Could you put the data below into a Markdown table with the columns Row and Line, giving each nonblank line its own numbered row and leaving the pictures out?

▶ Data section:
***

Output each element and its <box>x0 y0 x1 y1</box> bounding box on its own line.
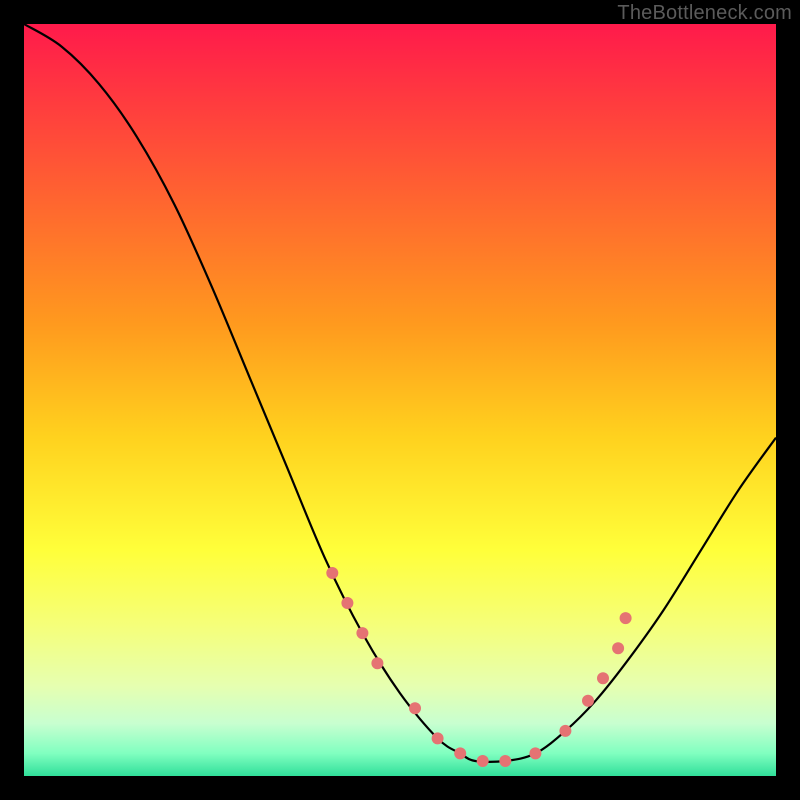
sample-point <box>499 755 511 767</box>
sample-point <box>477 755 489 767</box>
sample-point <box>597 672 609 684</box>
sample-point <box>582 695 594 707</box>
sample-point <box>612 642 624 654</box>
sample-point <box>356 627 368 639</box>
sample-point <box>620 612 632 624</box>
sample-point <box>371 657 383 669</box>
sample-point <box>529 747 541 759</box>
sample-point <box>454 747 466 759</box>
chart-frame <box>24 24 776 776</box>
sample-point <box>341 597 353 609</box>
watermark-text: TheBottleneck.com <box>617 2 792 25</box>
sample-point <box>409 702 421 714</box>
sample-point <box>326 567 338 579</box>
sample-point <box>559 725 571 737</box>
bottleneck-chart <box>24 24 776 776</box>
sample-point <box>432 732 444 744</box>
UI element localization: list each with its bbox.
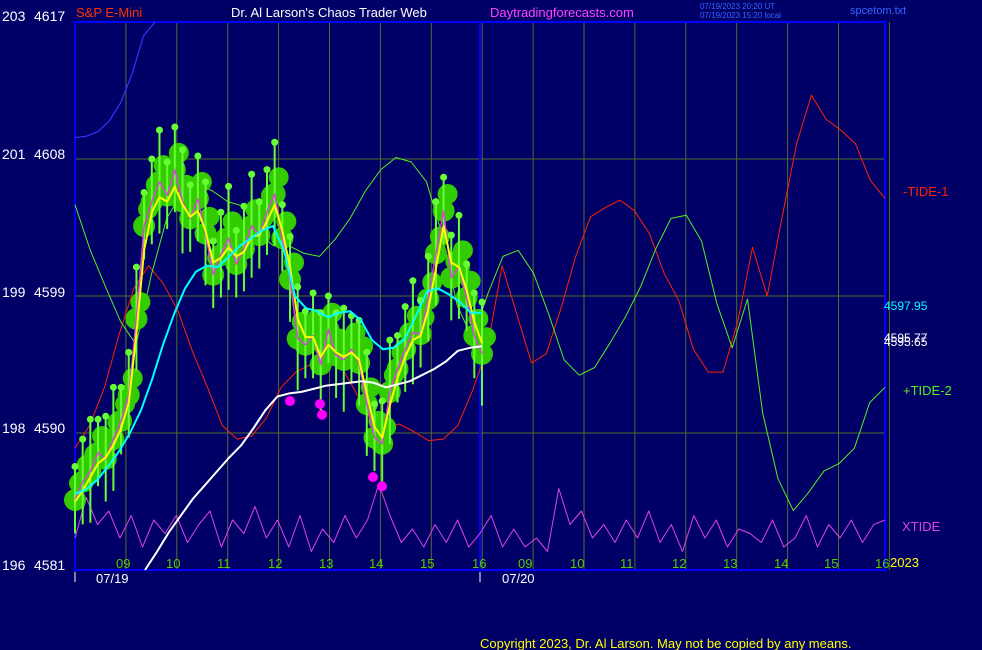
price-dot	[340, 304, 348, 312]
price-halo	[437, 184, 458, 205]
file-name: spcetom.txt	[850, 5, 906, 17]
price-dot	[255, 198, 263, 206]
price-halo	[268, 167, 289, 188]
price-dot	[432, 198, 440, 206]
price-dot	[163, 158, 171, 166]
price-dot	[324, 292, 332, 300]
price-dot	[194, 152, 202, 160]
price-dot	[394, 332, 402, 340]
x-tick-label: 09	[518, 556, 532, 571]
y-tick-price: 4608	[34, 146, 65, 162]
magenta-marker	[368, 472, 378, 483]
price-dot	[209, 237, 217, 245]
price-white-label-b: 4595.65	[884, 335, 928, 349]
x-tick-label: 14	[774, 556, 788, 571]
y-tick-price: 4581	[34, 557, 65, 573]
price-dot	[71, 462, 79, 470]
price-dot	[125, 348, 133, 356]
price-dot	[286, 233, 294, 241]
y-tick-price: 4599	[34, 284, 65, 300]
price-dot	[378, 397, 386, 405]
price-dot	[217, 208, 225, 216]
x-tick-label: 16	[875, 556, 889, 571]
price-dot	[447, 231, 455, 239]
year-label: 2023	[890, 555, 919, 570]
price-dot	[370, 400, 378, 408]
price-dot	[179, 146, 187, 154]
price-dot	[294, 283, 302, 291]
x-tick-label: 13	[319, 556, 333, 571]
instrument-title: S&P E-Mini	[76, 5, 142, 20]
x-tick-label: 12	[268, 556, 282, 571]
price-dot	[455, 211, 463, 219]
magenta-marker	[377, 481, 387, 492]
price-dot	[263, 166, 271, 174]
x-tick-label: 10	[570, 556, 584, 571]
xtide-label: XTIDE	[902, 519, 941, 534]
y-tick-code: 199	[2, 284, 26, 300]
price-halo	[452, 240, 473, 261]
price-dot	[148, 155, 156, 163]
price-dot	[271, 138, 279, 146]
price-dot	[140, 188, 148, 196]
price-dot	[386, 336, 394, 344]
price-dot	[248, 170, 256, 178]
copyright: Copyright 2023, Dr. Al Larson. May not b…	[480, 636, 851, 650]
x-tick-label: 16	[472, 556, 486, 571]
price-dot	[424, 252, 432, 260]
y-top-code: 203	[2, 8, 26, 24]
price-dot	[278, 201, 286, 209]
price-dot	[94, 415, 102, 423]
price-dot	[132, 263, 140, 271]
price-halo	[168, 142, 189, 163]
y-tick-code: 198	[2, 420, 26, 436]
tide1-label: -TIDE-1	[903, 184, 949, 199]
x-tick-label: 11	[217, 556, 231, 571]
price-cyan-label: 4597.95	[884, 299, 928, 313]
price-dot	[409, 277, 417, 285]
price-dot	[470, 289, 478, 297]
price-dot	[186, 181, 194, 189]
x-tick-label: 12	[672, 556, 686, 571]
x-tick-label: 10	[166, 556, 180, 571]
price-dot	[102, 412, 110, 420]
price-dot	[109, 383, 117, 391]
tide2-label: +TIDE-2	[903, 383, 952, 398]
price-dot	[202, 178, 210, 186]
price-dot	[363, 348, 371, 356]
timestamp-local: 07/19/2023 15:20 local	[700, 11, 781, 20]
price-dot	[401, 303, 409, 311]
timestamp-ut: 07/19/2023 20:20 UT	[700, 2, 775, 11]
x-tick-label: 15	[420, 556, 434, 571]
price-dot	[79, 435, 87, 443]
date-label: 07/20	[502, 571, 535, 586]
price-dot	[463, 260, 471, 268]
price-dot	[440, 173, 448, 181]
magenta-marker	[315, 399, 325, 410]
price-dot	[117, 383, 125, 391]
price-dot	[155, 126, 163, 134]
price-dot	[232, 227, 240, 235]
price-dot	[309, 289, 317, 297]
price-dot	[225, 182, 233, 190]
x-tick-label: 11	[620, 556, 634, 571]
x-tick-label: 13	[723, 556, 737, 571]
magenta-marker	[285, 396, 295, 407]
price-dot	[171, 123, 179, 131]
date-label: 07/19	[96, 571, 129, 586]
y-tick-code: 196	[2, 557, 26, 573]
magenta-marker	[317, 409, 327, 420]
site-title: Dr. Al Larson's Chaos Trader Web	[231, 5, 427, 20]
x-tick-label: 09	[116, 556, 130, 571]
x-tick-label: 15	[824, 556, 838, 571]
price-dot	[240, 202, 248, 210]
x-tick-label: 14	[369, 556, 383, 571]
price-chart: 203 4617 S&P E-Mini Dr. Al Larson's Chao…	[0, 0, 982, 650]
price-dot	[86, 415, 94, 423]
site-url: Daytradingforecasts.com	[490, 5, 634, 20]
y-tick-code: 201	[2, 146, 26, 162]
y-top-price: 4617	[34, 8, 65, 24]
y-tick-price: 4590	[34, 420, 65, 436]
price-dot	[478, 298, 486, 306]
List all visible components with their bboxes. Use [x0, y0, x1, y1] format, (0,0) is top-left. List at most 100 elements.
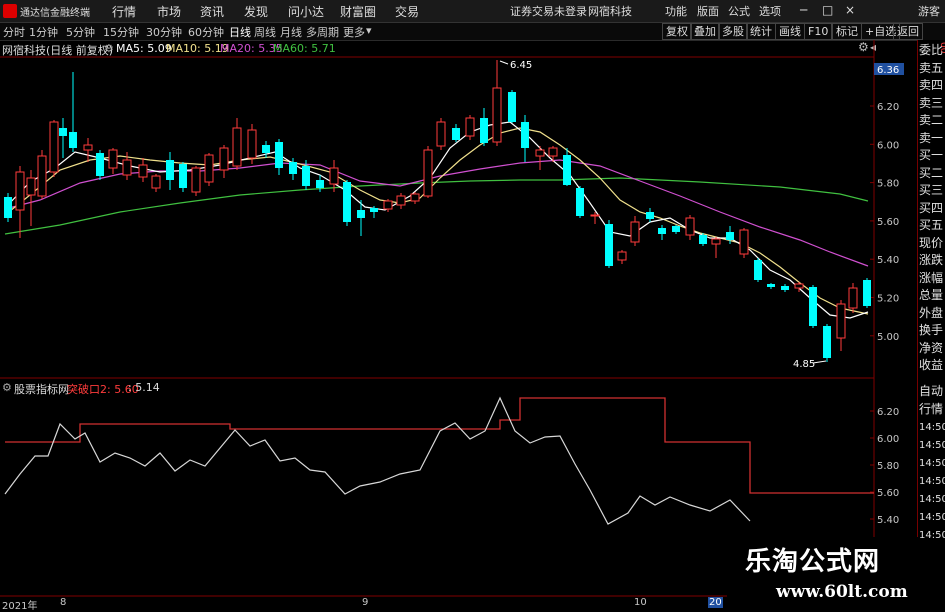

***

▶ Solution to the exercise:
| Row | Line |
|---|---|
| 1 | Output each element and its <box>x0 y0 x1 y1</box> bounding box on its own line. |
| 2 | sample-point <box>499 755 511 767</box> |
| 3 | sample-point <box>477 755 489 767</box> |
| 4 | sample-point <box>597 672 609 684</box> |
| 5 | sample-point <box>582 695 594 707</box> |
| 6 | sample-point <box>612 642 624 654</box> |
| 7 | sample-point <box>356 627 368 639</box> |
| 8 | sample-point <box>620 612 632 624</box> |
| 9 | sample-point <box>371 657 383 669</box> |
| 10 | sample-point <box>529 747 541 759</box> |
| 11 | sample-point <box>454 747 466 759</box> |
| 12 | chart-frame <box>24 24 776 776</box> |
| 13 | sample-point <box>341 597 353 609</box> |
| 14 | watermark-text: TheBottleneck.com <box>617 2 792 25</box> |
| 15 | sample-point <box>409 702 421 714</box> |
| 16 | sample-point <box>326 567 338 579</box> |
| 17 | sample-point <box>559 725 571 737</box> |
| 18 | bottleneck-chart <box>24 24 776 776</box> |
| 19 | sample-point <box>432 732 444 744</box> |
| 20 | UI element localization: list each with its bbox. |
| 21 | price-dot	[340, 304, 348, 312] |
| 22 | price-halo	[437, 184, 458, 205] |
| 23 | file-name: spcetom.txt	[850, 5, 906, 17] |
| 24 | price-dot	[255, 198, 263, 206] |
| 25 | price-halo	[268, 167, 289, 188] |
| 26 | price-dot	[432, 198, 440, 206] |
| 27 | price-dot	[163, 158, 171, 166] |
| 28 | price-dot	[324, 292, 332, 300] |
| 29 | price-dot	[194, 152, 202, 160] |
| 30 | price-dot	[394, 332, 402, 340] |
| 31 | x-tick-label: 09	[518, 556, 532, 571] |
| 32 | y-tick-price: 4608	[34, 146, 65, 162] |
| 33 | magenta-marker	[368, 472, 378, 483] |
| 34 | price-dot	[209, 237, 217, 245] |
| 35 | price-white-label-b: 4595.65	[884, 335, 928, 349] |
| 36 | x-tick-label: 14	[774, 556, 788, 571] |
| 37 | y-tick-price: 4581	[34, 557, 65, 573] |
| 38 | price-dot	[71, 462, 79, 470] |
| 39 | price-dot	[125, 348, 133, 356] |
| 40 | price-dot	[286, 233, 294, 241] |
| 41 | y-tick-price: 4599	[34, 284, 65, 300] |
| 42 | price-dot	[378, 397, 386, 405] |
| 43 | price-dot	[217, 208, 225, 216] |
| 44 | x-tick-label: 16	[875, 556, 889, 571] |
| 45 | price-dot	[447, 231, 455, 239] |
| 46 | year-label: 2023	[890, 555, 919, 570] |
| 47 | price-dot	[370, 400, 378, 408] |
| 48 | price-dot	[179, 146, 187, 154] |
| 49 | price-dot	[294, 283, 302, 291] |
| 50 | x-tick-label: 13	[319, 556, 333, 571] |
| 51 | instrument-title: S&P E-Mini	[76, 5, 142, 20] |
| 52 | x-tick-label: 12	[268, 556, 282, 571] |
| 53 | price-dot	[455, 211, 463, 219] |
| 54 | magenta-marker	[377, 481, 387, 492] |
| 55 | price-dot	[263, 166, 271, 174] |
| 56 | x-tick-label: 10	[570, 556, 584, 571] |
| 57 | xtide-label: XTIDE	[902, 519, 941, 534] |
| 58 | y-tick-code: 199	[2, 284, 26, 300] |
| 59 | price-halo	[452, 240, 473, 261] |
| 60 | price-dot	[148, 155, 156, 163] |
| 61 | price-dot	[271, 138, 279, 146] |
| 62 | price-dot	[140, 188, 148, 196] |
| 63 | price-dot	[386, 336, 394, 344] |
| 64 | price-dot	[248, 170, 256, 178] |
| 65 | copyright: Copyright 2023, Dr. Al Larson. May not b…	[480, 636, 851, 650] |
| 66 | x-tick-label: 16	[472, 556, 486, 571] |
| 67 | price-dot	[424, 252, 432, 260] |
| 68 | y-top-code: 203	[2, 8, 26, 24] |
| 69 | price-dot	[278, 201, 286, 209] |
| 70 | price-dot	[94, 415, 102, 423] |
| 71 | price-dot	[132, 263, 140, 271] |
| 72 | price-halo	[168, 142, 189, 163] |
| 73 | y-tick-code: 198	[2, 420, 26, 436] |
| 74 | tide1-label: -TIDE-1	[903, 184, 949, 199] |
| 75 | x-tick-label: 11	[217, 556, 231, 571] |
| 76 | price-cyan-label: 4597.95	[884, 299, 928, 313] |
| 77 | price-dot	[409, 277, 417, 285] |
| 78 | price-dot	[470, 289, 478, 297] |
| 79 | price-dot	[186, 181, 194, 189] |
| 80 | x-tick-label: 12	[672, 556, 686, 571] |
| 81 | x-tick-label: 10	[166, 556, 180, 571] |
| 82 | price-dot	[102, 412, 110, 420] |
| 83 | price-dot	[109, 383, 117, 391] |
| 84 | tide2-label: +TIDE-2	[903, 383, 952, 398] |
| 85 | price-dot	[202, 178, 210, 186] |
| 86 | price-dot	[363, 348, 371, 356] |
| 87 | timestamp-local: 07/19/2023 15:20 local	[700, 11, 781, 20] |
| 88 | price-dot	[401, 303, 409, 311] |
| 89 | timestamp-ut: 07/19/2023 20:20 UT	[700, 2, 775, 11] |
| 90 | x-tick-label: 15	[420, 556, 434, 571] |
| 91 | price-dot	[79, 435, 87, 443] |
| 92 | date-label: 07/20	[502, 571, 535, 586] |
| 93 | price-dot	[463, 260, 471, 268] |
| 94 | price-dot	[440, 173, 448, 181] |
| 95 | magenta-marker	[315, 399, 325, 410] |
| 96 | price-dot	[117, 383, 125, 391] |
| 97 | price-dot	[155, 126, 163, 134] |
| 98 | price-dot	[232, 227, 240, 235] |
| 99 | price-dot	[309, 289, 317, 297] |
| 100 | price-dot	[225, 182, 233, 190] |
| 101 | x-tick-label: 11	[620, 556, 634, 571] |
| 102 | x-tick-label: 13	[723, 556, 737, 571] |
| 103 | magenta-marker	[285, 396, 295, 407] |
| 104 | price-dot	[171, 123, 179, 131] |
| 105 | date-label: 07/19	[96, 571, 129, 586] |
| 106 | y-tick-code: 196	[2, 557, 26, 573] |
| 107 | magenta-marker	[317, 409, 327, 420] |
| 108 | site-title: Dr. Al Larson's Chaos Trader Web	[231, 5, 427, 20] |
| 109 | x-tick-label: 09	[116, 556, 130, 571] |
| 110 | x-tick-label: 15	[824, 556, 838, 571] |
| 111 | price-dot	[240, 202, 248, 210] |
| 112 | x-tick-label: 14	[369, 556, 383, 571] |
| 113 | price-chart: 203 4617 S&P E-Mini Dr. Al Larson's Chao…	[0, 0, 982, 650] |
| 114 | price-dot	[86, 415, 94, 423] |
| 115 | site-url: Daytradingforecasts.com	[490, 5, 634, 20] |
| 116 | y-tick-code: 201	[2, 146, 26, 162] |
| 117 | y-top-price: 4617	[34, 8, 65, 24] |
| 118 | y-tick-price: 4590	[34, 420, 65, 436] |
| 119 | price-dot	[478, 298, 486, 306] |
| 120 | List all visible components with their bboxes. Use [x0, y0, x1, y1] format, (0,0) is top-left. List at most 100 elements. |